• **Instructions to follow**: The records follow. Transcribe only the lines from the line containing "Read this page and output its text content." through the end, both ends included, and leave out the pictures.

Records from a data source:
*-*-*
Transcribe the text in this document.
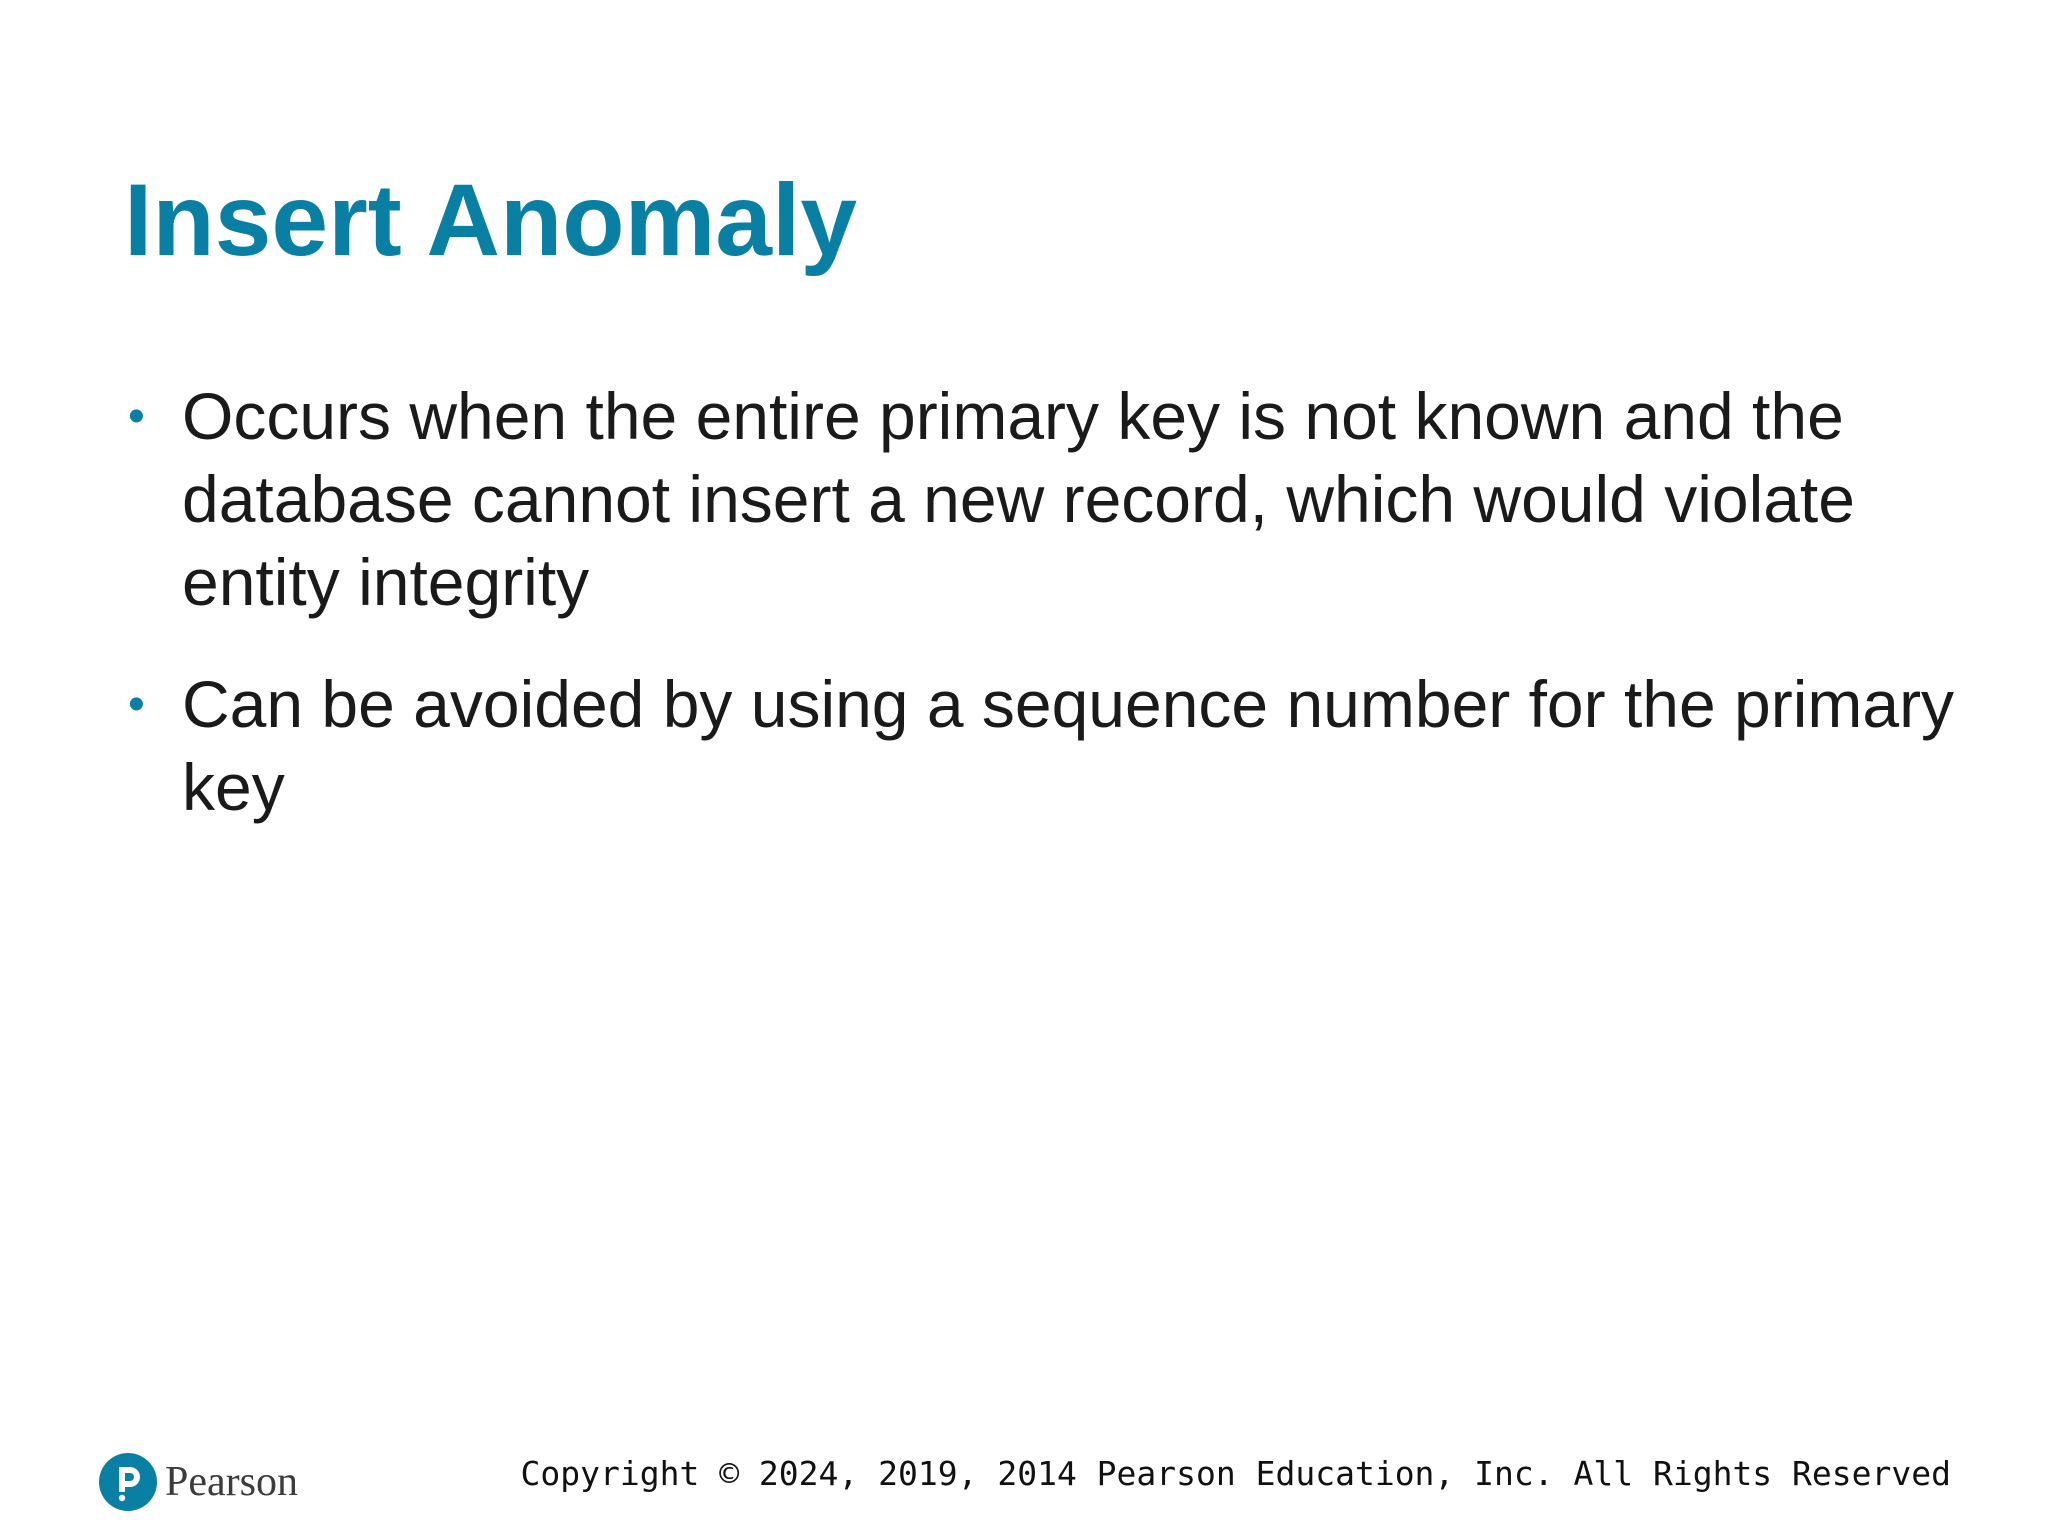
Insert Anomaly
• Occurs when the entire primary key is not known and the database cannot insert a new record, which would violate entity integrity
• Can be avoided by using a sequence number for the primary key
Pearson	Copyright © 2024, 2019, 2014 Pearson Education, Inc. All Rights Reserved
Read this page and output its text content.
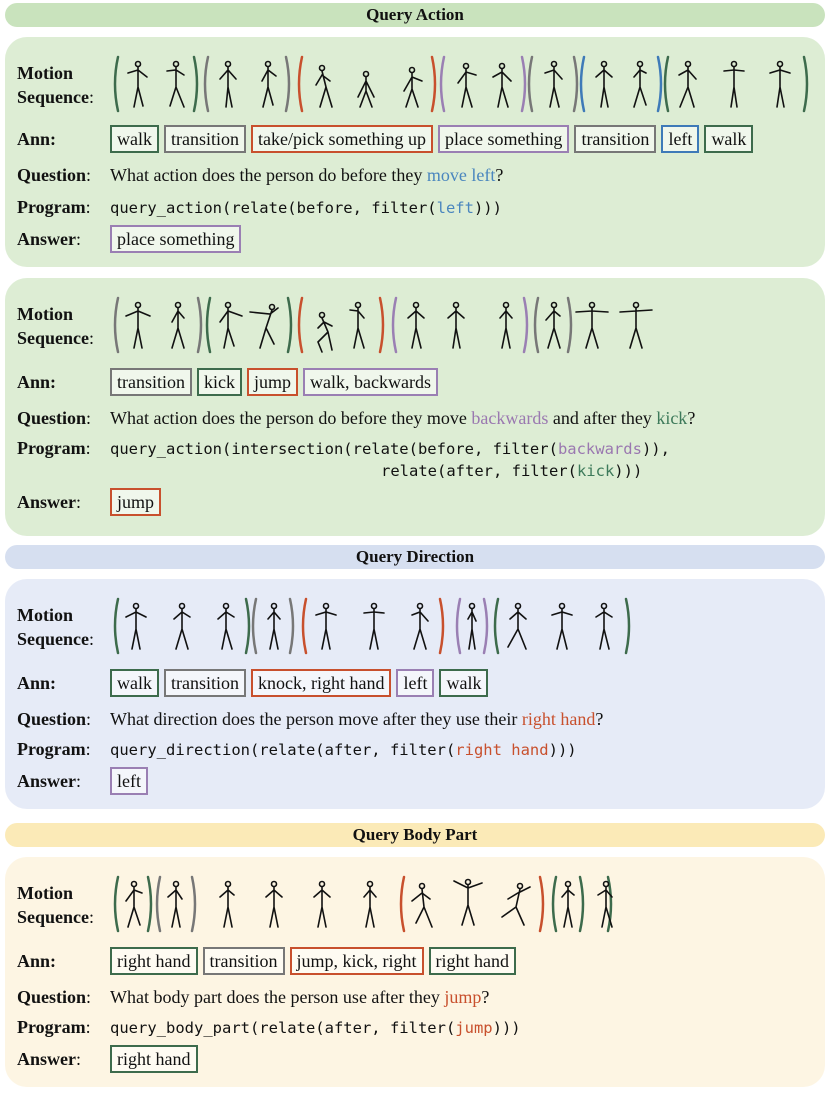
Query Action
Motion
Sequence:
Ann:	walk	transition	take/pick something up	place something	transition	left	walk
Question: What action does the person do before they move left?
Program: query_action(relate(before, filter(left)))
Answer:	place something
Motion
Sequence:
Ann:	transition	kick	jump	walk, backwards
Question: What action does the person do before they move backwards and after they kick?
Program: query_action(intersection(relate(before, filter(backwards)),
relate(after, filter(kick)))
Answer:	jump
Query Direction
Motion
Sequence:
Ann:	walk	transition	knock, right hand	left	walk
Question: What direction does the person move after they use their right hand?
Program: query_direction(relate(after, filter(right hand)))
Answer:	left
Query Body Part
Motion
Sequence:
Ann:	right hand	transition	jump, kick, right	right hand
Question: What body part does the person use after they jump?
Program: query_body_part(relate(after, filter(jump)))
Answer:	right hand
*-*-*
• **Correct answer**:
Read this page and output its text content.
Query Action
Motion
Sequence:
Ann:	walk	transition	take/pick something up	place something	transition	left	walk
Question: What action does the person do before they move left?
Program: query_action(relate(before, filter(left)))
Answer:	place something
Motion
Sequence:
Ann:	transition	kick	jump	walk, backwards
Question: What action does the person do before they move backwards and after they kick?
Program: query_action(intersection(relate(before, filter(backwards)),
relate(after, filter(kick)))
Answer:	jump
Query Direction
Motion
Sequence:
Ann:	walk	transition	knock, right hand	left	walk
Question: What direction does the person move after they use their right hand?
Program: query_direction(relate(after, filter(right hand)))
Answer:	left
Query Body Part
Motion
Sequence:
Ann:	right hand	transition	jump, kick, right	right hand
Question: What body part does the person use after they jump?
Program: query_body_part(relate(after, filter(jump)))
Answer:	right hand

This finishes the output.